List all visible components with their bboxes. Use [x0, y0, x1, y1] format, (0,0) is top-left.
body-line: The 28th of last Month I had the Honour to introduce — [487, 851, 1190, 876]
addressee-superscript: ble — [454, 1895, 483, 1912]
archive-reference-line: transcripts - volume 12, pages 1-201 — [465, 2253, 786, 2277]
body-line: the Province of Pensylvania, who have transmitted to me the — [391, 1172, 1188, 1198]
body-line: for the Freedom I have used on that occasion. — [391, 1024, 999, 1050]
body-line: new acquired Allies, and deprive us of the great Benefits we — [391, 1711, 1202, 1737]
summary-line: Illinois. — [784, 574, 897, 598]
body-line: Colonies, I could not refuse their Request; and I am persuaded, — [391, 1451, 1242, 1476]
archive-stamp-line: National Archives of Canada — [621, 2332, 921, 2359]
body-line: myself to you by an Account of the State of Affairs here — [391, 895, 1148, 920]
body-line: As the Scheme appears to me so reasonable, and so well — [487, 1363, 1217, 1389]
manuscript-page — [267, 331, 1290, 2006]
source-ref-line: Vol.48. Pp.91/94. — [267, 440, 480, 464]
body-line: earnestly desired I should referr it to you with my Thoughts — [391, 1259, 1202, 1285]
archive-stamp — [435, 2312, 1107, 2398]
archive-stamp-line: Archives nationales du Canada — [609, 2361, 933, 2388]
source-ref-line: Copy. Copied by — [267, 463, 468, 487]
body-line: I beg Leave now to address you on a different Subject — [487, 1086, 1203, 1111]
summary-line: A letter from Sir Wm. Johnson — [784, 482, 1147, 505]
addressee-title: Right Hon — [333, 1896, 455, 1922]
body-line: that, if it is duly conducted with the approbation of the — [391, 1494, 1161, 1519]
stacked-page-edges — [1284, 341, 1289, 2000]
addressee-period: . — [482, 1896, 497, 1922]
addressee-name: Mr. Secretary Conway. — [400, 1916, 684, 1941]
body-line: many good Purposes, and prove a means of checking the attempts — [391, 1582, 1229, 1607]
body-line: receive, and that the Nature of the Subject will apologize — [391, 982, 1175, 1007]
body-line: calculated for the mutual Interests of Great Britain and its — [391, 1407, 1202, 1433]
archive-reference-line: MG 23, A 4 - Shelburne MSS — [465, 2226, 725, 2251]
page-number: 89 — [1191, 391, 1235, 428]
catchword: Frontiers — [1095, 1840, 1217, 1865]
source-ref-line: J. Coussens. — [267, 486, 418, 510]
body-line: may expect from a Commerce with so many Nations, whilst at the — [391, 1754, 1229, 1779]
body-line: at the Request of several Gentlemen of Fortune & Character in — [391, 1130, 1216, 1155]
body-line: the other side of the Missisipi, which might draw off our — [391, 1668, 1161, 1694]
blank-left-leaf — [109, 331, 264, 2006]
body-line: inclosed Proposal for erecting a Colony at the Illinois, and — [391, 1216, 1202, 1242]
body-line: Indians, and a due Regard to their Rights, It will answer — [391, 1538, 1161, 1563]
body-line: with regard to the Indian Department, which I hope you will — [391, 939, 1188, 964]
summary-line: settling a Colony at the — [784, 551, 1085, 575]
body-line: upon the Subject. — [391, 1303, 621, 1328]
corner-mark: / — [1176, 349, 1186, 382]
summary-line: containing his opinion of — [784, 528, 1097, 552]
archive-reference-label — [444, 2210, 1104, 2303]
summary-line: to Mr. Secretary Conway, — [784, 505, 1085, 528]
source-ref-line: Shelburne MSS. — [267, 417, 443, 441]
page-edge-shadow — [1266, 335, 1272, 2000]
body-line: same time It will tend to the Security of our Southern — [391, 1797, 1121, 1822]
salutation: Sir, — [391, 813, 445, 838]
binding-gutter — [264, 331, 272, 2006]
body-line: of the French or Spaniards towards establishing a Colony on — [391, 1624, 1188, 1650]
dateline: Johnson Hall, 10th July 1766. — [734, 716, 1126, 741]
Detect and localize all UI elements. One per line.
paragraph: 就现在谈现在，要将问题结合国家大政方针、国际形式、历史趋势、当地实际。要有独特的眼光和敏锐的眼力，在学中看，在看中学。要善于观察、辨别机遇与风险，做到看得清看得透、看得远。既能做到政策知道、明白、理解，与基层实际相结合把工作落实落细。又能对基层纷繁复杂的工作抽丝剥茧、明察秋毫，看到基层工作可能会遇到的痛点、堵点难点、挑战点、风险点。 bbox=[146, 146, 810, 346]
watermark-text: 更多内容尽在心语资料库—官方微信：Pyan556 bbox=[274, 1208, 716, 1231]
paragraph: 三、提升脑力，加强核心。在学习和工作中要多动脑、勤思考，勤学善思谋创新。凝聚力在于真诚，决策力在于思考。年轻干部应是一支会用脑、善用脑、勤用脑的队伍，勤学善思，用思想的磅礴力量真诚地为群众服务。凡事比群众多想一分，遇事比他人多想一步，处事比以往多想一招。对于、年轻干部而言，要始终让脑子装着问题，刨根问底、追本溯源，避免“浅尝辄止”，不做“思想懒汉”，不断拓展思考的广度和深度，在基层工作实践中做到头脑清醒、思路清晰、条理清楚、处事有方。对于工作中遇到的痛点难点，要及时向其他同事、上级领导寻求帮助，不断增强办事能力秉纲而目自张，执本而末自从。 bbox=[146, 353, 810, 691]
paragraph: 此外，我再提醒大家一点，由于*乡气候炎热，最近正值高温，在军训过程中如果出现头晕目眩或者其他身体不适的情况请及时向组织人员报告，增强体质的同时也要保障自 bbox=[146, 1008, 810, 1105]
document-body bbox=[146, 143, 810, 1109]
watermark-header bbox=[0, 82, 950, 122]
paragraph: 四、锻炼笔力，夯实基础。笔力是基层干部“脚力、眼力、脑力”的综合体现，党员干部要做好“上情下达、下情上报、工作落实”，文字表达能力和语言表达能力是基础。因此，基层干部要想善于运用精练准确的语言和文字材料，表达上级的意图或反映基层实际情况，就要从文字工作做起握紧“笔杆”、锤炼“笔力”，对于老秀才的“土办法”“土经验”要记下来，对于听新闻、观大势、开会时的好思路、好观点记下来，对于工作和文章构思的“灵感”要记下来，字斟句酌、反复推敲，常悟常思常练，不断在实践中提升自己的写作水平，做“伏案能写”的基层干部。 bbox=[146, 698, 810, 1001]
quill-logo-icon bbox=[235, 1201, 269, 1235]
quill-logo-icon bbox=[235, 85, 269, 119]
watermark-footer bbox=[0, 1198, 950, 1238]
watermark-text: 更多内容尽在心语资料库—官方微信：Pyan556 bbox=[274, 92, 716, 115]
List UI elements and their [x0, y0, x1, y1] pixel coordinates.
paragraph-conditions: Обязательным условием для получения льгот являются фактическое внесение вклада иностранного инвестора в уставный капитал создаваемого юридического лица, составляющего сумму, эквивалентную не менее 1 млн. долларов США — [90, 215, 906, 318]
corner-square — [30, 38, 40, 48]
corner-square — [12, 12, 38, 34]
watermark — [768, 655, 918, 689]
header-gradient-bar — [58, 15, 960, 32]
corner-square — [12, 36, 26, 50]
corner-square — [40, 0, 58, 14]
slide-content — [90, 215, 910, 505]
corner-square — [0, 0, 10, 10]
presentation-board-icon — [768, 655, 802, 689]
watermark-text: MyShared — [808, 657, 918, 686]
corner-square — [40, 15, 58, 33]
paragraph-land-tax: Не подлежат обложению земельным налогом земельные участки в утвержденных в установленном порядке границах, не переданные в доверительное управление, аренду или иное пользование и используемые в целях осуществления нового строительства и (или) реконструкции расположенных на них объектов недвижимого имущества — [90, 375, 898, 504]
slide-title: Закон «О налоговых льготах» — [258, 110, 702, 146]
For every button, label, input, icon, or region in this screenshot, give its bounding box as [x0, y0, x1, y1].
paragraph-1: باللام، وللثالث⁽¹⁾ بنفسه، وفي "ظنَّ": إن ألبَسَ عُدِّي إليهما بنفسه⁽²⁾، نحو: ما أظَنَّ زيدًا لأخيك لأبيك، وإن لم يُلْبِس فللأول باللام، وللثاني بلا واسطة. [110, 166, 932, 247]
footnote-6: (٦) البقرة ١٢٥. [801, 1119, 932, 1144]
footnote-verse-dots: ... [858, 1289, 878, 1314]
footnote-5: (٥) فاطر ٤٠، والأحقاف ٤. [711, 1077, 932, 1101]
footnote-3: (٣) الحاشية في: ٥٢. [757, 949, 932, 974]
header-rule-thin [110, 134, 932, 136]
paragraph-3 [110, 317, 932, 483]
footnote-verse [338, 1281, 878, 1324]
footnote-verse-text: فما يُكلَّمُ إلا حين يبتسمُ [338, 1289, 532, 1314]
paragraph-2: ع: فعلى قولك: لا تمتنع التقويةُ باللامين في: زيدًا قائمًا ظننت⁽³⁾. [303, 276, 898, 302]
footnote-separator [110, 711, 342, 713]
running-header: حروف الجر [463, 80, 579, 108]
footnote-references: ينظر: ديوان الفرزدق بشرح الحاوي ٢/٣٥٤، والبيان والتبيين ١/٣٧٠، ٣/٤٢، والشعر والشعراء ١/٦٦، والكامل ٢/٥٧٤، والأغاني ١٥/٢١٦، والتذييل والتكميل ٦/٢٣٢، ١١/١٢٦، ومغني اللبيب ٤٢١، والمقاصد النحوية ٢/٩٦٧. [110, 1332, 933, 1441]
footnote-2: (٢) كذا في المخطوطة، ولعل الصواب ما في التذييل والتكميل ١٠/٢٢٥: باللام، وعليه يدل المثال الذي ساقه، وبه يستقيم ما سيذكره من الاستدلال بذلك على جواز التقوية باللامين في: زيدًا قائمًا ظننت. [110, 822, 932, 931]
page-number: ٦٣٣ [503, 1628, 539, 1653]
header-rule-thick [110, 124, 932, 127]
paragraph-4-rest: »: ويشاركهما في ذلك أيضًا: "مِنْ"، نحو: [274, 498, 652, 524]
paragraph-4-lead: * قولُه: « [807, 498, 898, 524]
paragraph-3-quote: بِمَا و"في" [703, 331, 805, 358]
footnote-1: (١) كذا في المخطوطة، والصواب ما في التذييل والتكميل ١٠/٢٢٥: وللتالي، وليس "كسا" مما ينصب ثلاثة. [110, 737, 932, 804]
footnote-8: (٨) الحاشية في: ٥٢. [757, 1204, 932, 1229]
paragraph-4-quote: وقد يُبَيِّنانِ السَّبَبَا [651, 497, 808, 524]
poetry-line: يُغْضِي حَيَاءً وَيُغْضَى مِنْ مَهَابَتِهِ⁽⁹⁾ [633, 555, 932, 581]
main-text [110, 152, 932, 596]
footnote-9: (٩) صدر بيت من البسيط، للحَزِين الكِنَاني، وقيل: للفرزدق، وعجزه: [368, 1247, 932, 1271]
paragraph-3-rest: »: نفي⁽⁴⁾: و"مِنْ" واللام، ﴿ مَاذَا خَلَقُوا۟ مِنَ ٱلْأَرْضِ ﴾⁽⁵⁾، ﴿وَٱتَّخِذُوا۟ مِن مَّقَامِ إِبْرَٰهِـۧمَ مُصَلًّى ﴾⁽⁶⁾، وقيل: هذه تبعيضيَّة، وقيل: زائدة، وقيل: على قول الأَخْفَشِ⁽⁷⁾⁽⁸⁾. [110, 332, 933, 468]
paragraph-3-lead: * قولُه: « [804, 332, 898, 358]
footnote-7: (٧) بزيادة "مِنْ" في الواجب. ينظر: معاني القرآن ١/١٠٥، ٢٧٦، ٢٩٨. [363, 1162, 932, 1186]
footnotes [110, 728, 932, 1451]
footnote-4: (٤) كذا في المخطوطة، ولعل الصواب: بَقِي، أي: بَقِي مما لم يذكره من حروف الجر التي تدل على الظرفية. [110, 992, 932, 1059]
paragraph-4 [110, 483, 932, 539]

Tâche courte:
Présentez s'il vous plaît sous forme de tableau Markdown les lignes des enregistrements, en commençant par la toute première et en vous arrêtant après celle qui contient « body-line: Colonies, I ». Mettez le numéro de rang dans la colonne « N° » et le texte dans la colonne « Ligne », sans les lignes vides.

Réponse rédigée:
| N° | Ligne |
|---|---|
| 1 | List all visible components with their bboxes. Use [x0, y0, x1, y1] format, (0,0) is top-left. |
| 2 | body-line: The 28th of last Month I had the Honour to introduce — [487, 851, 1190, 876] |
| 3 | addressee-superscript: ble — [454, 1895, 483, 1912] |
| 4 | archive-reference-line: transcripts - volume 12, pages 1-201 — [465, 2253, 786, 2277] |
| 5 | body-line: the Province of Pensylvania, who have transmitted to me the — [391, 1172, 1188, 1198] |
| 6 | body-line: for the Freedom I have used on that occasion. — [391, 1024, 999, 1050] |
| 7 | body-line: new acquired Allies, and deprive us of the great Benefits we — [391, 1711, 1202, 1737] |
| 8 | summary-line: Illinois. — [784, 574, 897, 598] |
| 9 | body-line: Colonies, I could not refuse their Request; and I am persuaded, — [391, 1451, 1242, 1476] |